Take every line containing "type" from the material and copy it.

* Records for this task:
########

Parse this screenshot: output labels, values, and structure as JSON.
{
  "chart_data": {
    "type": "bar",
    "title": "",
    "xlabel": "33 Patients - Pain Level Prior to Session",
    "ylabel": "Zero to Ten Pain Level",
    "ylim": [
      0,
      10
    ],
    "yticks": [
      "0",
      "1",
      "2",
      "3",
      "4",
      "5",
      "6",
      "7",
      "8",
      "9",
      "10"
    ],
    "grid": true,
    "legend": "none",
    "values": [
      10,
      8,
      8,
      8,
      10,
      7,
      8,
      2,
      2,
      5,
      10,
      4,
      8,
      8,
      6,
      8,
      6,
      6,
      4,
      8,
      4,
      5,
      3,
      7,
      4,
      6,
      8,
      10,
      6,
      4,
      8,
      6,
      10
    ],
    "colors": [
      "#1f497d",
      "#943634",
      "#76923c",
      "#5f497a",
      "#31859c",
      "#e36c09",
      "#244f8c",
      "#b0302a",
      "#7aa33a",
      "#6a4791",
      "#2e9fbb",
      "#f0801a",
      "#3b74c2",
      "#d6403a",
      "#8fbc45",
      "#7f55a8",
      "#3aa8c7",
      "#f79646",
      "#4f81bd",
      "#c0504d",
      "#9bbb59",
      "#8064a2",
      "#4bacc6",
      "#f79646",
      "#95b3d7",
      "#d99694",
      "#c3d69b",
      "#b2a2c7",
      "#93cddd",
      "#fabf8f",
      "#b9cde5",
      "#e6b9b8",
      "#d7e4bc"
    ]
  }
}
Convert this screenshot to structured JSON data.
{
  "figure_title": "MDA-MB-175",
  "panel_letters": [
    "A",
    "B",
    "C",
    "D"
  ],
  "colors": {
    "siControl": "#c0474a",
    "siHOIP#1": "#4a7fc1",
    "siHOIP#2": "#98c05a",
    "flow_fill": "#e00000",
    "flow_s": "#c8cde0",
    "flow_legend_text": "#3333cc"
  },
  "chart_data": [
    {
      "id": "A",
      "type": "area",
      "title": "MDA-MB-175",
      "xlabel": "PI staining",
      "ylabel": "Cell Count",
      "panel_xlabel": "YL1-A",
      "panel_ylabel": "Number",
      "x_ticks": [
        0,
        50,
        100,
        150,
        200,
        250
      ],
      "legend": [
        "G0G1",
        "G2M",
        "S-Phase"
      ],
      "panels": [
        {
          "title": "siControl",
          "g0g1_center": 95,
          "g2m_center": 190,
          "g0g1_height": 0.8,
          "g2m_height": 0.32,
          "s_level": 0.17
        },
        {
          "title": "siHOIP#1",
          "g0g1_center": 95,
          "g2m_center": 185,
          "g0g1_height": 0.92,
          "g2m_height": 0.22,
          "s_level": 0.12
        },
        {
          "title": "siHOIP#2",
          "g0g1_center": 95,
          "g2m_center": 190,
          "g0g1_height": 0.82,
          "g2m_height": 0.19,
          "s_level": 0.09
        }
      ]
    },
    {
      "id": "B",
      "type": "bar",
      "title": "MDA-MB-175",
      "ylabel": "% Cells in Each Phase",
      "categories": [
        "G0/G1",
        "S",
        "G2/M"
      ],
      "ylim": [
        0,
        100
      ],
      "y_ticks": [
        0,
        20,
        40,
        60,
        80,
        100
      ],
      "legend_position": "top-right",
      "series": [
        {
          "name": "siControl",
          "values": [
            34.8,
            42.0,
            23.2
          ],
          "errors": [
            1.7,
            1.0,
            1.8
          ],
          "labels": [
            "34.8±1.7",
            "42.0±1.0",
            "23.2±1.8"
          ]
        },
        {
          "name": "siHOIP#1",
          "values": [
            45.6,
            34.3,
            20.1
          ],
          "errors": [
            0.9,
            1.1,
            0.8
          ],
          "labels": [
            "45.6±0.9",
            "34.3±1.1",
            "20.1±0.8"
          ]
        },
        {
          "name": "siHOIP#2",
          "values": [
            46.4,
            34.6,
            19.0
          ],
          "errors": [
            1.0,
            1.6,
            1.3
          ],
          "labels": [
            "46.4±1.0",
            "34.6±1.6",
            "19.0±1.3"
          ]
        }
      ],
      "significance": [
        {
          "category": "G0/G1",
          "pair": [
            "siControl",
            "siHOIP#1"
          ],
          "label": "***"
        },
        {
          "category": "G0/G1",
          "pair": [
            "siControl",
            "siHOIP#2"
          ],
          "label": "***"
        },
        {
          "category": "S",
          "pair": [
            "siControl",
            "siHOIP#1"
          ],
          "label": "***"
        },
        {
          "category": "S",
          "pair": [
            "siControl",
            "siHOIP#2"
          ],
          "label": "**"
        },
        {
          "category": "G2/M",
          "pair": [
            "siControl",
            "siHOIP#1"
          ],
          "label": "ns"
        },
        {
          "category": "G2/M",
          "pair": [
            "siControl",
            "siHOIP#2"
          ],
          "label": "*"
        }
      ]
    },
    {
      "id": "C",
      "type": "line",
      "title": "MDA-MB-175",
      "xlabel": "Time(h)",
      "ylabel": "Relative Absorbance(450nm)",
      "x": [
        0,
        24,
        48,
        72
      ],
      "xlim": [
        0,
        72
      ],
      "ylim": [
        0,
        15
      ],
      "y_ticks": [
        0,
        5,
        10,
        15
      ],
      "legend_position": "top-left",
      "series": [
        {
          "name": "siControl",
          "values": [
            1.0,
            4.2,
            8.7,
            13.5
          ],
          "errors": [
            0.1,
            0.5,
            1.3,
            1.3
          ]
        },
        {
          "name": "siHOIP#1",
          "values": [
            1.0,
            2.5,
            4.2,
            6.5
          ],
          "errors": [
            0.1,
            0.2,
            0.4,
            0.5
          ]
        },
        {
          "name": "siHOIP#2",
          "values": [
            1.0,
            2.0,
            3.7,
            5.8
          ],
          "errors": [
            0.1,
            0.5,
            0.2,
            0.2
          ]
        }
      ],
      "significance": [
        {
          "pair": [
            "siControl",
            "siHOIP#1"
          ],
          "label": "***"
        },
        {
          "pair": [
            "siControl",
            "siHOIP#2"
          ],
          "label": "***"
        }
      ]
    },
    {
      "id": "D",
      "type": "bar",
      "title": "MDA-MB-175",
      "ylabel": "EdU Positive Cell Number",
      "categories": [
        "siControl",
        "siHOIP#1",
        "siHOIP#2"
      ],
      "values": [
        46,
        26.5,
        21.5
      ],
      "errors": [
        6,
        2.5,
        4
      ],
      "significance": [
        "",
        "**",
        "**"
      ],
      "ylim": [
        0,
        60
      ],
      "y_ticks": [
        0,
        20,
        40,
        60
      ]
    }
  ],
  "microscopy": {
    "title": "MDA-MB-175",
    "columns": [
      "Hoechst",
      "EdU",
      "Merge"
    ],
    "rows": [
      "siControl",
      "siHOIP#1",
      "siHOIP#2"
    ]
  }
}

########

* Your solution:
    "type": "bar",
      "type": "area",
      "type": "bar",
      "type": "line",
      "type": "bar",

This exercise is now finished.